## Exercise instructions:
Which lines of the records contain "Yael"? Collect every one of them.

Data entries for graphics
^^^^^^^^
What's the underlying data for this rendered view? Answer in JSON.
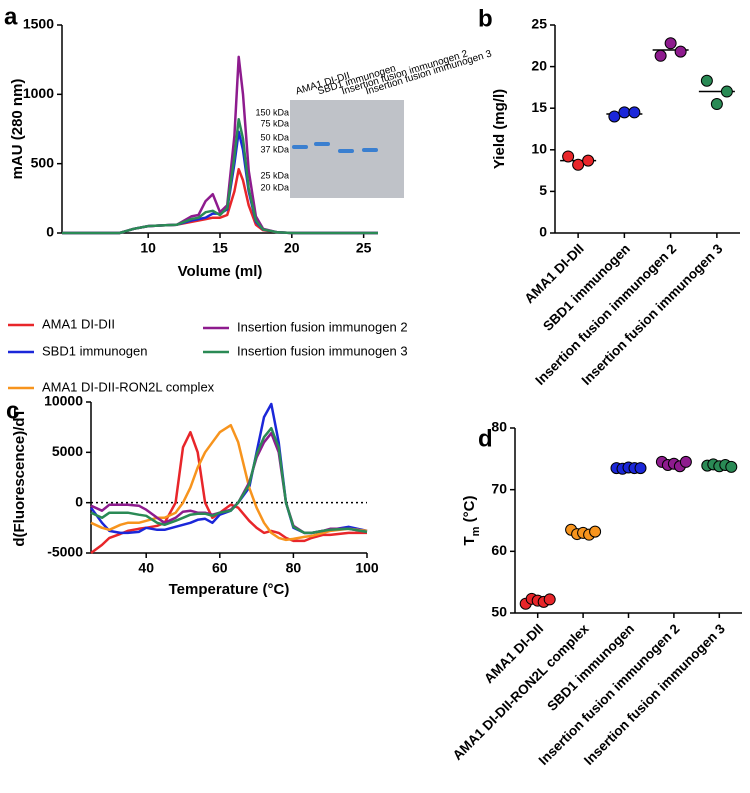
{
  "chart_data": [
    {
      "panel": "a",
      "type": "line",
      "xlabel": "Volume (ml)",
      "ylabel": "mAU (280 nm)",
      "xlim": [
        4,
        26
      ],
      "xticks": [
        10,
        15,
        20,
        25
      ],
      "ylim": [
        0,
        1500
      ],
      "yticks": [
        0,
        500,
        1000,
        1500
      ],
      "x": [
        4,
        8,
        9,
        10,
        11,
        12,
        13,
        13.5,
        14,
        14.5,
        15,
        15.5,
        16,
        16.3,
        16.6,
        17,
        17.5,
        18,
        19,
        20,
        21,
        22,
        23,
        24,
        26
      ],
      "series": [
        {
          "color": "#e8262a",
          "values": [
            0,
            0,
            30,
            50,
            55,
            60,
            80,
            90,
            100,
            110,
            110,
            130,
            300,
            460,
            380,
            200,
            60,
            20,
            5,
            0,
            0,
            0,
            0,
            0,
            0
          ]
        },
        {
          "color": "#1b27d9",
          "values": [
            0,
            0,
            30,
            50,
            55,
            60,
            90,
            100,
            110,
            140,
            140,
            170,
            500,
            730,
            600,
            300,
            80,
            25,
            5,
            0,
            0,
            0,
            0,
            0,
            0
          ]
        },
        {
          "color": "#8e1b8e",
          "values": [
            0,
            0,
            30,
            50,
            55,
            60,
            120,
            130,
            230,
            280,
            150,
            200,
            700,
            1270,
            1000,
            450,
            120,
            30,
            5,
            0,
            0,
            0,
            0,
            0,
            0
          ]
        },
        {
          "color": "#2a8a55",
          "values": [
            0,
            0,
            30,
            50,
            55,
            60,
            100,
            110,
            150,
            160,
            130,
            180,
            550,
            820,
            680,
            320,
            90,
            25,
            5,
            0,
            0,
            0,
            0,
            0,
            0
          ]
        }
      ],
      "inset": {
        "lanes": [
          "AMA1 DI-DII",
          "SBD1 immunogen",
          "Insertion fusion immunogen 2",
          "Insertion fusion immunogen 3"
        ],
        "markers": [
          "150 kDa",
          "75 kDa",
          "50 kDa",
          "37 kDa",
          "25 kDa",
          "20 kDa"
        ]
      }
    },
    {
      "panel": "b",
      "type": "scatter",
      "ylabel": "Yield (mg/l)",
      "categories": [
        "AMA1 DI-DII",
        "SBD1 immunogen",
        "Insertion fusion immunogen 2",
        "Insertion fusion immunogen 3"
      ],
      "colors": [
        "#e8262a",
        "#1b27d9",
        "#8e1b8e",
        "#2a8a55"
      ],
      "values": [
        [
          9.2,
          8.2,
          8.7
        ],
        [
          14.0,
          14.5,
          14.5
        ],
        [
          21.3,
          22.8,
          21.8
        ],
        [
          18.3,
          15.5,
          17.0
        ]
      ],
      "means": [
        8.7,
        14.3,
        22,
        17
      ],
      "ylim": [
        0,
        25
      ],
      "yticks": [
        0,
        5,
        10,
        15,
        20,
        25
      ]
    },
    {
      "panel": "c",
      "type": "line",
      "xlabel": "Temperature (°C)",
      "ylabel": "d(Fluorescence)/dT",
      "xlim": [
        25,
        100
      ],
      "xticks": [
        40,
        60,
        80,
        100
      ],
      "ylim": [
        -5000,
        10000
      ],
      "yticks": [
        -5000,
        0,
        5000,
        10000
      ],
      "reference_line": 0,
      "x": [
        25,
        28,
        30,
        33,
        35,
        38,
        40,
        43,
        45,
        48,
        50,
        52,
        54,
        56,
        58,
        60,
        63,
        65,
        68,
        70,
        72,
        74,
        76,
        78,
        80,
        83,
        85,
        88,
        90,
        95,
        100
      ],
      "series": [
        {
          "name": "AMA1 DI-DII",
          "color": "#e8262a",
          "values": [
            -5000,
            -4200,
            -3500,
            -3100,
            -2800,
            -2600,
            -2500,
            -2300,
            -2000,
            0,
            5500,
            7000,
            5000,
            0,
            -1500,
            -1000,
            -200,
            -500,
            -1800,
            -2500,
            -3000,
            -2800,
            -3000,
            -3500,
            -3800,
            -3800,
            -3500,
            -3200,
            -3200,
            -3000,
            -3000
          ]
        },
        {
          "name": "SBD1 immunogen",
          "color": "#1b27d9",
          "values": [
            -500,
            -2000,
            -2800,
            -3000,
            -3000,
            -2900,
            -2500,
            -2700,
            -2700,
            -2400,
            -2200,
            -2000,
            -1700,
            -1600,
            -2000,
            -1200,
            -800,
            0,
            1500,
            5000,
            8500,
            9800,
            6000,
            0,
            -2500,
            -3000,
            -3000,
            -2800,
            -2700,
            -2400,
            -2800
          ]
        },
        {
          "name": "AMA1 DI-DII-RON2L complex",
          "color": "#f7941d",
          "values": [
            -2000,
            -2500,
            -2700,
            -2200,
            -2000,
            -2000,
            -1800,
            -1500,
            -1500,
            -1000,
            0,
            1500,
            3500,
            5000,
            6000,
            7000,
            7700,
            6000,
            1500,
            -500,
            -2000,
            -3000,
            -3500,
            -3700,
            -3600,
            -3400,
            -3300,
            -3000,
            -2800,
            -2600,
            -2800
          ]
        },
        {
          "name": "Insertion fusion immunogen 2",
          "color": "#8e1b8e",
          "values": [
            -300,
            -800,
            -200,
            -200,
            -200,
            -300,
            -700,
            -1500,
            -2000,
            -1500,
            -900,
            -800,
            -1000,
            -1000,
            -1200,
            -1000,
            -700,
            0,
            2000,
            4500,
            6000,
            6900,
            5000,
            0,
            -2300,
            -3000,
            -3000,
            -2800,
            -2600,
            -2600,
            -2900
          ]
        },
        {
          "name": "Insertion fusion immunogen 3",
          "color": "#2a8a55",
          "values": [
            -1000,
            -1500,
            -1000,
            -1000,
            -1000,
            -1200,
            -1300,
            -2000,
            -2200,
            -1800,
            -1500,
            -1200,
            -1100,
            -1100,
            -1300,
            -1000,
            -800,
            0,
            1800,
            4800,
            6500,
            7400,
            5500,
            0,
            -2400,
            -3000,
            -3000,
            -2800,
            -2700,
            -2600,
            -2900
          ]
        }
      ]
    },
    {
      "panel": "d",
      "type": "scatter",
      "ylabel": {
        "text": "T",
        "sub": "m",
        "rest": " (°C)"
      },
      "categories": [
        "AMA1 DI-DII",
        "AMA1 DI-DII-RON2L complex",
        "SBD1 immunogen",
        "Insertion fusion immunogen 2",
        "Insertion fusion immunogen 3"
      ],
      "colors": [
        "#e8262a",
        "#f7941d",
        "#1b27d9",
        "#8e1b8e",
        "#2a8a55"
      ],
      "values": [
        [
          51.5,
          52.3,
          52.0,
          51.8,
          52.2
        ],
        [
          63.5,
          62.8,
          63.0,
          62.7,
          63.2
        ],
        [
          73.5,
          73.4,
          73.6,
          73.5,
          73.5
        ],
        [
          74.5,
          74.0,
          74.2,
          73.8,
          74.5
        ],
        [
          73.9,
          74.1,
          73.8,
          74.0,
          73.7
        ]
      ],
      "ylim": [
        50,
        80
      ],
      "yticks": [
        50,
        60,
        70,
        80
      ]
    }
  ]
}
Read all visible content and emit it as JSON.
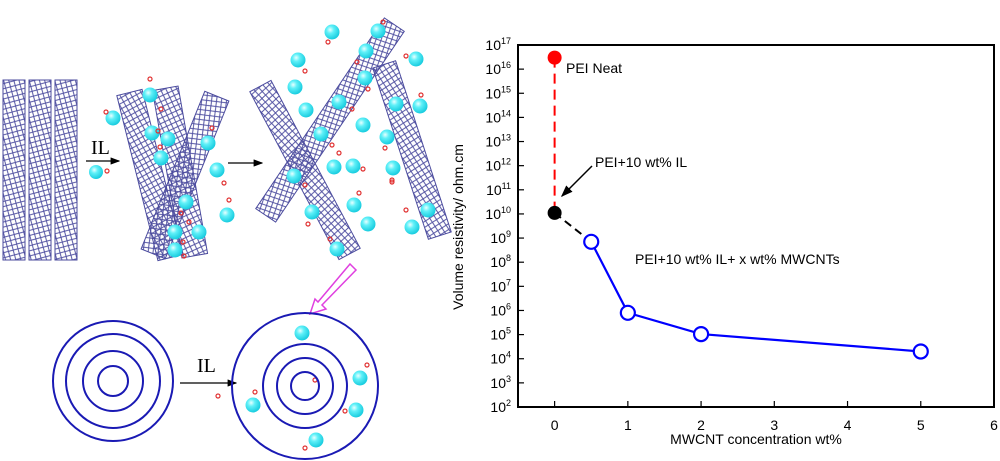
{
  "diagram": {
    "arrow_label_top": "IL",
    "arrow_label_bottom": "IL",
    "colors": {
      "tube": "#4b4b9e",
      "ion_large": "#35e0ee",
      "ion_small": "#e03030",
      "ring": "#1a1ab4",
      "highlight_arrow": "#e040e0"
    }
  },
  "chart_data": {
    "type": "scatter",
    "title": "",
    "xlabel": "MWCNT concentration wt%",
    "ylabel": "Volume resistivity/ ohm.cm",
    "xlim": [
      -0.5,
      6
    ],
    "ylim_log10": [
      2,
      17
    ],
    "yscale": "log",
    "x_ticks": [
      0,
      1,
      2,
      3,
      4,
      5,
      6
    ],
    "y_tick_exponents": [
      2,
      3,
      4,
      5,
      6,
      7,
      8,
      9,
      10,
      11,
      12,
      13,
      14,
      15,
      16,
      17
    ],
    "y_tick_base": "10",
    "grid": false,
    "series": [
      {
        "name": "PEI Neat",
        "color": "#ff0000",
        "marker": "filled-circle",
        "x": [
          0
        ],
        "y": [
          3e+16
        ]
      },
      {
        "name": "PEI+10 wt% IL",
        "color": "#000000",
        "marker": "filled-circle",
        "x": [
          0
        ],
        "y": [
          11000000000.0
        ]
      },
      {
        "name": "PEI+10 wt% IL+ x wt% MWCNTs",
        "color": "#0000ff",
        "marker": "open-circle",
        "x": [
          0.5,
          1,
          2,
          5
        ],
        "y": [
          700000000.0,
          800000.0,
          105000.0,
          20000.0
        ]
      }
    ],
    "annotations": [
      "PEI Neat",
      "PEI+10 wt% IL",
      "PEI+10 wt% IL+ x wt% MWCNTs"
    ]
  }
}
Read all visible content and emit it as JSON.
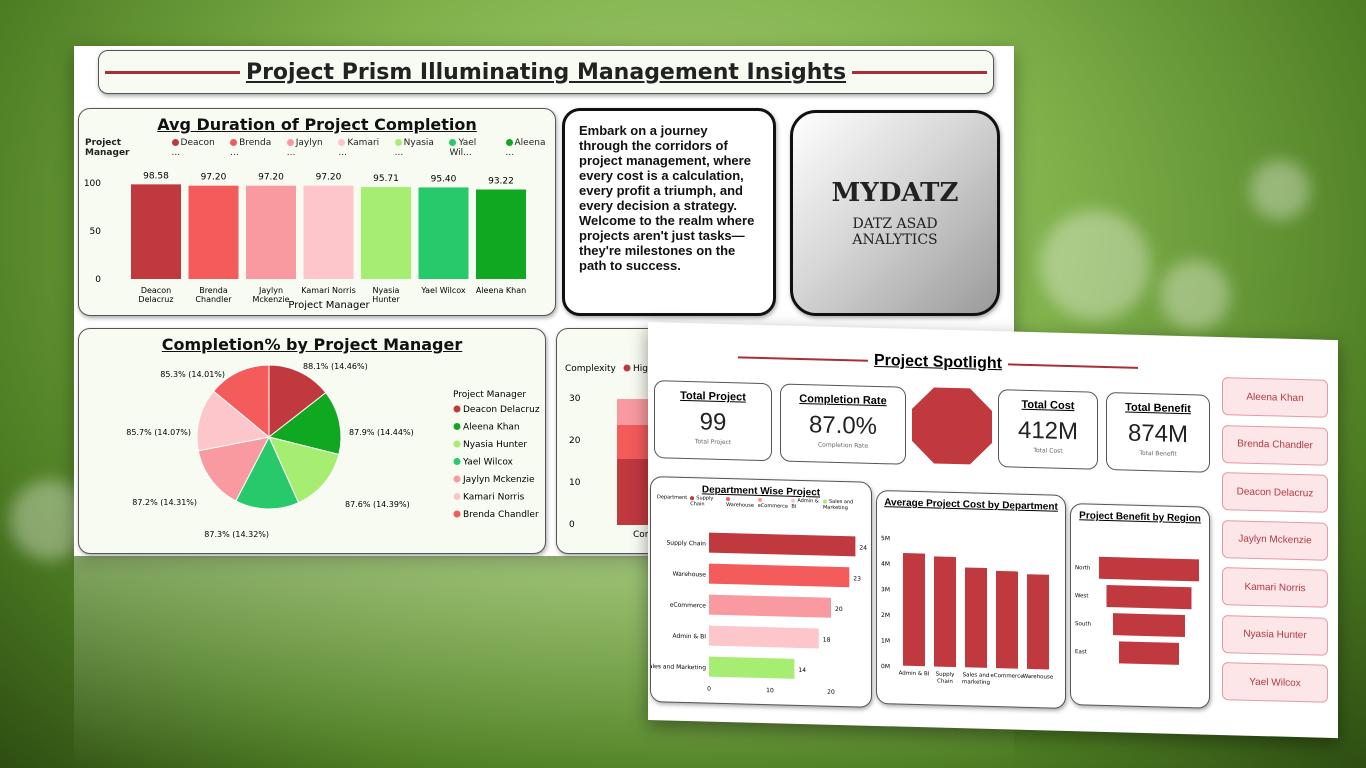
{
  "main": {
    "title": "Project Prism Illuminating Management Insights",
    "quote": "Embark on a journey through the corridors of project management, where every cost is a calculation, every profit a triumph, and every decision a strategy. Welcome to the realm where projects aren't just tasks—they're milestones on the path to success.",
    "logo": {
      "name": "MYDATZ",
      "sub1": "DATZ ASAD",
      "sub2": "ANALYTICS"
    }
  },
  "colors": {
    "dark_red": "#c0393f",
    "red": "#f45b5b",
    "pink": "#f89aa0",
    "light_pink": "#fcc6cb",
    "light_green": "#a6ee72",
    "green": "#27c96a",
    "dark_green": "#10a820"
  },
  "chart_data": [
    {
      "type": "bar",
      "title": "Avg Duration of Project Completion",
      "legend_title": "Project Manager",
      "legend": [
        "Deacon ...",
        "Brenda ...",
        "Jaylyn ...",
        "Kamari ...",
        "Nyasia ...",
        "Yael Wil...",
        "Aleena ..."
      ],
      "categories": [
        "Deacon Delacruz",
        "Brenda Chandler",
        "Jaylyn Mckenzie",
        "Kamari Norris",
        "Nyasia Hunter",
        "Yael Wilcox",
        "Aleena Khan"
      ],
      "values": [
        98.58,
        97.2,
        97.2,
        97.2,
        95.71,
        95.4,
        93.22
      ],
      "labels": [
        "98.58",
        "97.20",
        "97.20",
        "97.20",
        "95.71",
        "95.40",
        "93.22"
      ],
      "yticks": [
        "100",
        "50",
        "0"
      ],
      "ylim": [
        0,
        100
      ],
      "xlabel": "Project Manager"
    },
    {
      "type": "pie",
      "title": "Completion% by Project Manager",
      "legend_title": "Project Manager",
      "legend": [
        "Deacon Delacruz",
        "Aleena Khan",
        "Nyasia Hunter",
        "Yael Wilcox",
        "Jaylyn Mckenzie",
        "Kamari Norris",
        "Brenda Chandler"
      ],
      "values": [
        88.1,
        87.9,
        87.6,
        87.3,
        87.2,
        85.7,
        85.3
      ],
      "labels": [
        "88.1% (14.46%)",
        "87.9% (14.44%)",
        "87.6% (14.39%)",
        "87.3% (14.32%)",
        "87.2% (14.31%)",
        "85.7% (14.07%)",
        "85.3% (14.01%)"
      ]
    },
    {
      "type": "bar",
      "title": "Department Wise Project",
      "legend_title": "Department",
      "legend": [
        "Supply Chain",
        "Warehouse",
        "eCommerce",
        "Admin & BI",
        "Sales and Marketing"
      ],
      "categories": [
        "Supply Chain",
        "Warehouse",
        "eCommerce",
        "Admin & BI",
        "Sales and Marketing"
      ],
      "values": [
        24,
        23,
        20,
        18,
        14
      ],
      "xticks": [
        "0",
        "10",
        "20"
      ]
    },
    {
      "type": "bar",
      "title": "Average Project Cost by Department",
      "categories": [
        "Admin & BI",
        "Supply Chain",
        "Sales and marketing",
        "eCommerce",
        "Warehouse"
      ],
      "values": [
        4.4,
        4.3,
        3.9,
        3.8,
        3.7
      ],
      "yticks": [
        "5M",
        "4M",
        "3M",
        "2M",
        "1M",
        "0M"
      ],
      "ylim": [
        0,
        5
      ]
    },
    {
      "type": "bar",
      "title": "Project Benefit by Region",
      "categories": [
        "North",
        "West",
        "South",
        "East"
      ],
      "values": [
        1.0,
        0.85,
        0.72,
        0.6
      ]
    }
  ],
  "side_chart": {
    "label": "Complexity",
    "legend": "High",
    "yticks": [
      "30",
      "20",
      "10",
      "0"
    ],
    "cat": "Com"
  },
  "spotlight": {
    "title": "Project Spotlight",
    "kpis": [
      {
        "title": "Total Project",
        "value": "99",
        "sub": "Total Project"
      },
      {
        "title": "Completion Rate",
        "value": "87.0%",
        "sub": "Completion Rate"
      },
      {
        "title": "Total Cost",
        "value": "412M",
        "sub": "Total Cost"
      },
      {
        "title": "Total Benefit",
        "value": "874M",
        "sub": "Total Benefit"
      }
    ],
    "slicers": [
      "Aleena Khan",
      "Brenda Chandler",
      "Deacon Delacruz",
      "Jaylyn Mckenzie",
      "Kamari Norris",
      "Nyasia Hunter",
      "Yael Wilcox"
    ]
  }
}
^^^^^^^^
## Exercise result:
        "Yael Wil...",
        "Yael Wilcox",
        "Yael Wilcox",
      "Yael Wilcox"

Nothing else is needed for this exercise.